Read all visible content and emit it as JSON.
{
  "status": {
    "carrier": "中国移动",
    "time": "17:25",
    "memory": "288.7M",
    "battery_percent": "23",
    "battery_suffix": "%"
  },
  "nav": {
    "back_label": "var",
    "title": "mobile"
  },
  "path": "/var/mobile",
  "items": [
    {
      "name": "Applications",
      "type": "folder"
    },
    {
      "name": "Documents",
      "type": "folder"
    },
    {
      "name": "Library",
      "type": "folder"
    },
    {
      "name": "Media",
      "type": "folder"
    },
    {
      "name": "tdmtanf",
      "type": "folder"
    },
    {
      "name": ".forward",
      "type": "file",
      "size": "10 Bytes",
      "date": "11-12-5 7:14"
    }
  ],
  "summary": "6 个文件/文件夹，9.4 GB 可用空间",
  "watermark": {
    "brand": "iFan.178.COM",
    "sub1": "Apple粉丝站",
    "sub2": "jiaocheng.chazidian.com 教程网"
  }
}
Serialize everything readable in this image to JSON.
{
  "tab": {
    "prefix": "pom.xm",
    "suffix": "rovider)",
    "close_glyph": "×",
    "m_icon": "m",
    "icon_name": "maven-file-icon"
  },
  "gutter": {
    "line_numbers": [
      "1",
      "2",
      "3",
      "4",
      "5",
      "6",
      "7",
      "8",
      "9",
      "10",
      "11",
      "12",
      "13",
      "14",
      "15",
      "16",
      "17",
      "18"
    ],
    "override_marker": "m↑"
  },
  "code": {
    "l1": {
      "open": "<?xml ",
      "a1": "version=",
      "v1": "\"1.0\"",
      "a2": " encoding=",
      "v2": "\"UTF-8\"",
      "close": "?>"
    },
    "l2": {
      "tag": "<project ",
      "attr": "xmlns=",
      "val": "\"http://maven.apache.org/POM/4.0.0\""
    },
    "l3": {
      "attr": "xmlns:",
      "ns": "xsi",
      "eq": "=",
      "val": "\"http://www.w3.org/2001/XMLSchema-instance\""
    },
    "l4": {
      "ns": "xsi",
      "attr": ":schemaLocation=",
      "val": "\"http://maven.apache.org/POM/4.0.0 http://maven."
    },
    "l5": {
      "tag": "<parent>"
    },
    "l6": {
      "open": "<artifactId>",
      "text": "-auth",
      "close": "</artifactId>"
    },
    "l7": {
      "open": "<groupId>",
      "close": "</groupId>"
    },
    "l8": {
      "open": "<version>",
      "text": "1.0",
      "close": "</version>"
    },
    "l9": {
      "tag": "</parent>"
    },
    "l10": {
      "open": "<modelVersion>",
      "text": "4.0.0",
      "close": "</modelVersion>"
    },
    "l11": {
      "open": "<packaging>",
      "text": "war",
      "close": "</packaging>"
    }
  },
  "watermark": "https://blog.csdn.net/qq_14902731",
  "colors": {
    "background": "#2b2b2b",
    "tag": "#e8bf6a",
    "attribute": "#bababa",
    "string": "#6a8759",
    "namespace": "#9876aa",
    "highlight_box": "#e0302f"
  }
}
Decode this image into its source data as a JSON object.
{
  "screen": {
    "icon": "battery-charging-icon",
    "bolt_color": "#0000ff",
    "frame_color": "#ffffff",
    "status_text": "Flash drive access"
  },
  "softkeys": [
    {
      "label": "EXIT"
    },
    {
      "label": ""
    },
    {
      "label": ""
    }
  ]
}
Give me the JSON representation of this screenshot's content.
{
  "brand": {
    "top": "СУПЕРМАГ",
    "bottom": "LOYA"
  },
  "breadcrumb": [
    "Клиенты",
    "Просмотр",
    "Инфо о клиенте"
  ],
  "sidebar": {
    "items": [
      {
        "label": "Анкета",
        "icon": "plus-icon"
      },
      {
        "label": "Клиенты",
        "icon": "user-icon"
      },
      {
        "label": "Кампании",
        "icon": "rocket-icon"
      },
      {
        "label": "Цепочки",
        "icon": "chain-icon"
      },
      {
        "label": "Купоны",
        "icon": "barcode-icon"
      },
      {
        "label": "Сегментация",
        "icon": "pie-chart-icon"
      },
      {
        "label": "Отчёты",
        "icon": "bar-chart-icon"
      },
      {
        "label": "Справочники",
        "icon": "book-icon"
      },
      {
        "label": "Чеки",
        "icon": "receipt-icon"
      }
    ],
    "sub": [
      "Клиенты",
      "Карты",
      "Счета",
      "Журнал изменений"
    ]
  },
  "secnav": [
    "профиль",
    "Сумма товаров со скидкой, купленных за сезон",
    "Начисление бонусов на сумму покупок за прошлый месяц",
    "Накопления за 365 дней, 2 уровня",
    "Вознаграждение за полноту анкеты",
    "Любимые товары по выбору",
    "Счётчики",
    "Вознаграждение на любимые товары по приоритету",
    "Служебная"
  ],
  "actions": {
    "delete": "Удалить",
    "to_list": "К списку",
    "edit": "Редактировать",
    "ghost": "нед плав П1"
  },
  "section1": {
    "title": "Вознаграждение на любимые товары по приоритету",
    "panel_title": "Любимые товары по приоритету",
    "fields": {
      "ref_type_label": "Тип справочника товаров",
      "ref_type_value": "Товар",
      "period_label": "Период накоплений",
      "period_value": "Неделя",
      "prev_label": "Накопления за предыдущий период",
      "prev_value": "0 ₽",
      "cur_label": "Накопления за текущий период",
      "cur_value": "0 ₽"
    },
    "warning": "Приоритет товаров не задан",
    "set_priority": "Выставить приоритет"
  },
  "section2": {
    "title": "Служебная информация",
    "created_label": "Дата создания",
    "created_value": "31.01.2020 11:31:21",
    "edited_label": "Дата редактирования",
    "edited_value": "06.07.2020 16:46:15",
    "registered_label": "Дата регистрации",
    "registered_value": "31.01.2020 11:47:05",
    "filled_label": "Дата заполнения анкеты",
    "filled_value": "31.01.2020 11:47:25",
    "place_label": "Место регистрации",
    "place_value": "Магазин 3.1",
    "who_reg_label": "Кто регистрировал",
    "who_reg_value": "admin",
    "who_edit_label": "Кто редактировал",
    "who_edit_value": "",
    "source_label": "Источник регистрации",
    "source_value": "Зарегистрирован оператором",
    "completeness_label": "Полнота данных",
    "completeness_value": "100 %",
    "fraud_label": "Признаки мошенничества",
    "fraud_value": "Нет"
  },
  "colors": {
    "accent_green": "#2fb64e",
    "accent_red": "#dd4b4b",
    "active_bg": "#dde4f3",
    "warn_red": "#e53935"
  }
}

▶ REQUIREMENTS
Look through the data above. Find each line with the string "товары" and copy it.

▶ IN RESPONSE
    "Любимые товары по выбору",
    "Вознаграждение на любимые товары по приоритету",
    "title": "Вознаграждение на любимые товары по приоритету",
    "panel_title": "Любимые товары по приоритету",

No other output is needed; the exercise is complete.